The following documents have been filed with the Commission by the Registrant and are hereby incorporated in this registration statement by reference, excluding any disclosures therein that have been furnished and not filed:
· The Registrant’s Annual Report on Form 10-K for the fiscal year ended December 31, 2018;
· The information specifically incorporated by reference into the Registrant’s Annual Report on Form 10-K for the fiscal year ended December 31, 2018 from the Registrant’s definitive proxy statement on Schedule 14A;
· The Registrant’s Quarterly Reports on Form 10-Q for the quarterly periods ended March 31, 2019, June 30, 2019, and September 30, 2019;
· The Registrant’s Current Reports on Form 8-K filed with the Commission on March 7, 2019, May 31, 2019, June 3, 2019, June 13, 2019, August 22, 2019, August 26, 2019, September 4, 2019, December 5, 2019, January 3, 2020, January 13, 2020, and January 14, 2020; and
· The description of the Registrant’s capital stock contained in Amendment No. 1 to the Registrant’s Registration Statement on Form 8-A/A filed with the Commission on June 8, 2015, as amended and superseded by the description of the Registrant’s capital stock included in the Registrant’s Registration Statement on Form S-3 filed on May 31, 2018.
All documents filed by the Registrant pursuant to Sections 13(a), 13(c), 14 and 15(d) of the Securities Exchange Act of 1934, as amended (the “Exchange Act”), subsequent to the date of this registration statement and prior to the filing of a post-effective amendment to this registration statement indicating that all securities offered under the registration statement have been sold, or deregistering all securities then remaining unsold, shall be deemed to be incorporated by reference herein and shall be a part hereof from the respective dates of filing such documents (other than any portions of such documents that are deemed furnished under applicable Commission rules rather than filed).
Any statement contained in a document incorporated, or deemed to be incorporated, by reference herein shall be deemed to be modified or superseded for purposes of this registration statement to the extent that a statement contained herein or in any other subsequently filed document that also is or is deemed to be incorporated by reference herein modifies or supersedes such statement. Any statement so modified or superseded shall not be deemed, except as so modified or superseded, to constitute a part of this registration statement.
Item 4. Description of Securities.
Not applicable.
Item 5. Interests of Named Experts and Counsel.
None.
Item 6. Indemnification of Directors and Officers.

## Supplied data:

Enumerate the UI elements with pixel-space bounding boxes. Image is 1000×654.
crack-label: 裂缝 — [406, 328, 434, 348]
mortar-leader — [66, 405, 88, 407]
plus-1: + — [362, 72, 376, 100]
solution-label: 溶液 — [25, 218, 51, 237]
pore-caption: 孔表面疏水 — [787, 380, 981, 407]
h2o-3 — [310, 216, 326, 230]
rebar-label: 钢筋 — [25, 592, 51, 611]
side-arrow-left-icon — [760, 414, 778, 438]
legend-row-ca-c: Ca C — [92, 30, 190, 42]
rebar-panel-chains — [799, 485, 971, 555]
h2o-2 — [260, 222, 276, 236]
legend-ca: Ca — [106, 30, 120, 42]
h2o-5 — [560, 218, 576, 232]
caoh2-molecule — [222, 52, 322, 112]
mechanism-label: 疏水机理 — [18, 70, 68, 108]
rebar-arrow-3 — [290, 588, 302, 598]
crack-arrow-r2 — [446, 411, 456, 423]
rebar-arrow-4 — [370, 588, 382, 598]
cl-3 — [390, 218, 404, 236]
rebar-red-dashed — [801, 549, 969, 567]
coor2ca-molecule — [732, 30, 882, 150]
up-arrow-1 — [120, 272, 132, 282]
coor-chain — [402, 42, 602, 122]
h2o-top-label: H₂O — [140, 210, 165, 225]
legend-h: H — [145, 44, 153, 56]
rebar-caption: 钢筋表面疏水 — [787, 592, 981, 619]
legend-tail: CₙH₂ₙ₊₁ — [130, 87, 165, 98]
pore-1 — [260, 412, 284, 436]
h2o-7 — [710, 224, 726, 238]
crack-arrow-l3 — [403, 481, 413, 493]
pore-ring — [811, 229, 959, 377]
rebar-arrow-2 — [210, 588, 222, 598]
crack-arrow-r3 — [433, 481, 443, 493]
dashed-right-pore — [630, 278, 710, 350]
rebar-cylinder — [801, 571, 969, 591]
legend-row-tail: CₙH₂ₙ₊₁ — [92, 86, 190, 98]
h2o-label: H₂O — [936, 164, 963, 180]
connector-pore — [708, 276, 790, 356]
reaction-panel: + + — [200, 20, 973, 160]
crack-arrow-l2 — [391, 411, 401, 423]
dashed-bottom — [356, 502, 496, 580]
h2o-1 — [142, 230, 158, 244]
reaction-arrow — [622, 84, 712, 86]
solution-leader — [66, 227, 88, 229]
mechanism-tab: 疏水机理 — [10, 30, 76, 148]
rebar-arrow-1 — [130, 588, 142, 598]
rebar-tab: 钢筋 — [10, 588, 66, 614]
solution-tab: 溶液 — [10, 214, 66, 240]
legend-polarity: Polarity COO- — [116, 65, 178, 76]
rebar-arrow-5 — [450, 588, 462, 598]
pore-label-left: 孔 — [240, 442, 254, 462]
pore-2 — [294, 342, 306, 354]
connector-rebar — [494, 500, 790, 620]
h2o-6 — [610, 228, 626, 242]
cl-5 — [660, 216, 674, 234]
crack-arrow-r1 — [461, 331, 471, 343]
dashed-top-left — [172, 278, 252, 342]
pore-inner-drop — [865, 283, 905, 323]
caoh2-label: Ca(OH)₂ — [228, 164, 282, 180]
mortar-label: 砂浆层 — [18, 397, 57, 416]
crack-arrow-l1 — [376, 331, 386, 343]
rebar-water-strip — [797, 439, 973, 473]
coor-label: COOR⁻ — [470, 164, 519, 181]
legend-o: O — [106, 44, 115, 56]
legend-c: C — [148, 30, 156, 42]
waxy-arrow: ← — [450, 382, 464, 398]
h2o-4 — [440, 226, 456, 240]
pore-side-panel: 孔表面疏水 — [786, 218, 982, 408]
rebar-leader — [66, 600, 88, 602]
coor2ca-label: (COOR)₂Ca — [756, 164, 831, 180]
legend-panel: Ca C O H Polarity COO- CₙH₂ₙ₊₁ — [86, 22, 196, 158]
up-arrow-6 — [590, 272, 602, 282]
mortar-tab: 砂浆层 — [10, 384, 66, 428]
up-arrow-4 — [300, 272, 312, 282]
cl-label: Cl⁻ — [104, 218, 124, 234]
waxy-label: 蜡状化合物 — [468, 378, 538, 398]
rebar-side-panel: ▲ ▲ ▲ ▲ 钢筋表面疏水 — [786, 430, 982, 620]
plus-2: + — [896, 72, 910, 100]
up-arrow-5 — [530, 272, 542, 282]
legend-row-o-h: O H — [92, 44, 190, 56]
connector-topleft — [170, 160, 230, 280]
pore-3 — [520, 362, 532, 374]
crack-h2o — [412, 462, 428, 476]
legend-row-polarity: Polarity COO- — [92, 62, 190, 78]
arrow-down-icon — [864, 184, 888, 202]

## Directions for this task:
Copy the registration statement excerpt from "Any statement contained" up to and including "Directors and Officers.", and swap in "replaced" wherever "superseded" appears.

## Answer for this exercise:
Any statement contained in a document incorporated, or deemed to be incorporated, by reference herein shall be deemed to be modified or replaced for purposes of this registration statement to the extent that a statement contained herein or in any other subsequently filed document that also is or is deemed to be incorporated by reference herein modifies or supersedes such statement. Any statement so modified or replaced shall not be deemed, except as so modified or replaced, to constitute a part of this registration statement.
Item 4. Description of Securities.
Not applicable.
Item 5. Interests of Named Experts and Counsel.
None.
Item 6. Indemnification of Directors and Officers.